• [Problem details]: Find every line below that contains the word "Period" and copy it out.

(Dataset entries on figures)
Begin
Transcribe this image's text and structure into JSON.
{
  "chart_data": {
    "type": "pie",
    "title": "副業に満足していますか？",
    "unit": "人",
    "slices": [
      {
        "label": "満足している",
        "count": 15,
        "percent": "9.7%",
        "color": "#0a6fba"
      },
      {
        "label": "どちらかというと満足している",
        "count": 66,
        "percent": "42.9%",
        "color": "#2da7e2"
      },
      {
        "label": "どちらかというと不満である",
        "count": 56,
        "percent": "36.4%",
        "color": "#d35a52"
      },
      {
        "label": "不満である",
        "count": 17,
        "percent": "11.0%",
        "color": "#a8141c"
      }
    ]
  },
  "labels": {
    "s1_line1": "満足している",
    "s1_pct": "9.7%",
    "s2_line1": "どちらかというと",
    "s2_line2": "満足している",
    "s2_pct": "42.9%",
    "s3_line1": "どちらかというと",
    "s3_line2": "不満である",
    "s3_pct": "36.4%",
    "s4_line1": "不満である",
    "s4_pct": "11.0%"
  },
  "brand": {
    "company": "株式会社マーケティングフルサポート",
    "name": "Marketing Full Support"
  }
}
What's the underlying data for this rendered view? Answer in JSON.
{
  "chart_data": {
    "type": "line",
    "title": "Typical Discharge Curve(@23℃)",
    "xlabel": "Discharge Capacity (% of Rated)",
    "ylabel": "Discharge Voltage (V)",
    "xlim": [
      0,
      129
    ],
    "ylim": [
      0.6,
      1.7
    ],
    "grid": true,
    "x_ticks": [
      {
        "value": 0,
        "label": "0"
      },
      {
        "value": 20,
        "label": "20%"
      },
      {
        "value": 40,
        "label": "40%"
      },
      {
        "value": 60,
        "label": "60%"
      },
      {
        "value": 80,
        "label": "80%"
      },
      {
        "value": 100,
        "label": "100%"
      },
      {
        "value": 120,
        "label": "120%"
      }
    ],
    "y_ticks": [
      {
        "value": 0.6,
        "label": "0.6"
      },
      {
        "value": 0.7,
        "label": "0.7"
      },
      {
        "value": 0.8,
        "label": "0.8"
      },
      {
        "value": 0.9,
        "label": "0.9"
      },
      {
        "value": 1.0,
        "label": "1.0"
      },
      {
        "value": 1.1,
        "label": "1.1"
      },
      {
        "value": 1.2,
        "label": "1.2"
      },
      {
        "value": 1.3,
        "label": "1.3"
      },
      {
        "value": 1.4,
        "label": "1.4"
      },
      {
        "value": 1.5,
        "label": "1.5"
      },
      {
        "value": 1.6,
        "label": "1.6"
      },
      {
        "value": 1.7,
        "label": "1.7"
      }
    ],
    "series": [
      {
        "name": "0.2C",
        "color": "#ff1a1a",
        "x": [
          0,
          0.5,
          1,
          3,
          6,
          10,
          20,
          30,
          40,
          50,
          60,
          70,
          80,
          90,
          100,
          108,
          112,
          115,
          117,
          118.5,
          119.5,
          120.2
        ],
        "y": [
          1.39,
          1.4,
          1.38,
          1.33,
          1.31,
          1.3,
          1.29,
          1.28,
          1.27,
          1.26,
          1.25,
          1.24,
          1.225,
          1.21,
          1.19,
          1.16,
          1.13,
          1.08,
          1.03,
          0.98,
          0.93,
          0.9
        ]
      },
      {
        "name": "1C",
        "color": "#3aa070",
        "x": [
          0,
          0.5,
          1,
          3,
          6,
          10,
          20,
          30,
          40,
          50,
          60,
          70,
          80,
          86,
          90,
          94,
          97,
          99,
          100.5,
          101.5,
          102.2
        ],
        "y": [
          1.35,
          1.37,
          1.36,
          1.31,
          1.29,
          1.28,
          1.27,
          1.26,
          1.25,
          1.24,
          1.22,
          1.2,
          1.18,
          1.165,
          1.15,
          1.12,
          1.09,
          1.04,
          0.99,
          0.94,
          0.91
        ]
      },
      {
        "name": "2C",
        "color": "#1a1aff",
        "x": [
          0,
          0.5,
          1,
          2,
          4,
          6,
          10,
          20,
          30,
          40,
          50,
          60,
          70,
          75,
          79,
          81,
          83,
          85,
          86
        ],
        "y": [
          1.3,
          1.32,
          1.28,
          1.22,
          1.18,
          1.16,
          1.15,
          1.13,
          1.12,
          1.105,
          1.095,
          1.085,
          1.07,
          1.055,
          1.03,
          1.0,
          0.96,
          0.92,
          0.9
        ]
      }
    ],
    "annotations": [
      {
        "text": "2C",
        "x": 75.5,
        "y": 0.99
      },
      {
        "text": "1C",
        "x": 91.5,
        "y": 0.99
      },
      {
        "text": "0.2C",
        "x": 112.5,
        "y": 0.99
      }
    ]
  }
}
End
Begin
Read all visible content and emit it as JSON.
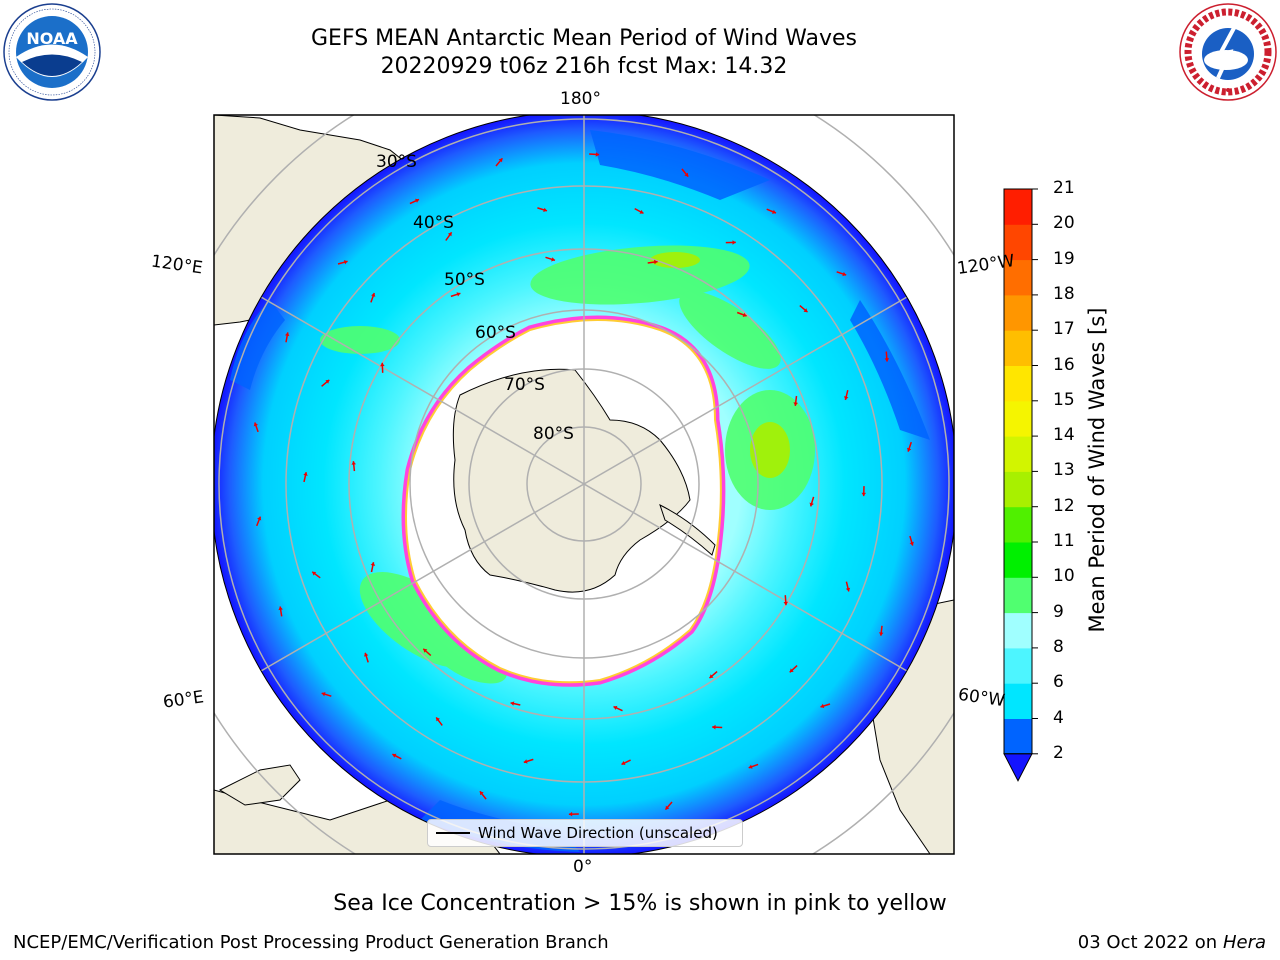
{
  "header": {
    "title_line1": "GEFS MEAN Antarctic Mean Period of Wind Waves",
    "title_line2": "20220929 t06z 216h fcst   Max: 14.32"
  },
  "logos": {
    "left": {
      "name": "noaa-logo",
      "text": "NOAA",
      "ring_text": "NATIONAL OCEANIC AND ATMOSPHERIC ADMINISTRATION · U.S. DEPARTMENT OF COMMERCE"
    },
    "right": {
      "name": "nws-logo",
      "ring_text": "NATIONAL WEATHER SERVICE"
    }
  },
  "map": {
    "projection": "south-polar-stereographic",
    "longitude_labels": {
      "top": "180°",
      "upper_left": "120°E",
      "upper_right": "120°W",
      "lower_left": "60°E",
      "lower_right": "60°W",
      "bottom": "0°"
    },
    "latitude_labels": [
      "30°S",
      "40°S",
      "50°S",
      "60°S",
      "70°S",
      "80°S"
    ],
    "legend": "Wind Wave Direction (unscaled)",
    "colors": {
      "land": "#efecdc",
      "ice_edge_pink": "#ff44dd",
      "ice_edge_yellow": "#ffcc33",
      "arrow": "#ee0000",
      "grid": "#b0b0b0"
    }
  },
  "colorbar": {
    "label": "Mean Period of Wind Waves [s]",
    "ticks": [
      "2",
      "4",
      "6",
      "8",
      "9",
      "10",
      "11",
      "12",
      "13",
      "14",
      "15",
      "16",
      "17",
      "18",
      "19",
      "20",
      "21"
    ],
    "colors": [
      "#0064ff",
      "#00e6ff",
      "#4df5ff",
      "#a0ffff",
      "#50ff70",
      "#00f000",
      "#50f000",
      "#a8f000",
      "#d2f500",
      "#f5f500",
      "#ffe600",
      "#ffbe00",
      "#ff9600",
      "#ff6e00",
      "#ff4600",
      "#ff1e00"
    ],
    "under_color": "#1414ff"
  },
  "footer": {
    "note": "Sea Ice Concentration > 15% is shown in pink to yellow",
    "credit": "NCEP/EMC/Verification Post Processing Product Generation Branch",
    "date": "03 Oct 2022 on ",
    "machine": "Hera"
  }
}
End
• [Exercise output]:
    "title_line1": "GEFS MEAN Antarctic Mean Period of Wind Waves",
    "label": "Mean Period of Wind Waves [s]",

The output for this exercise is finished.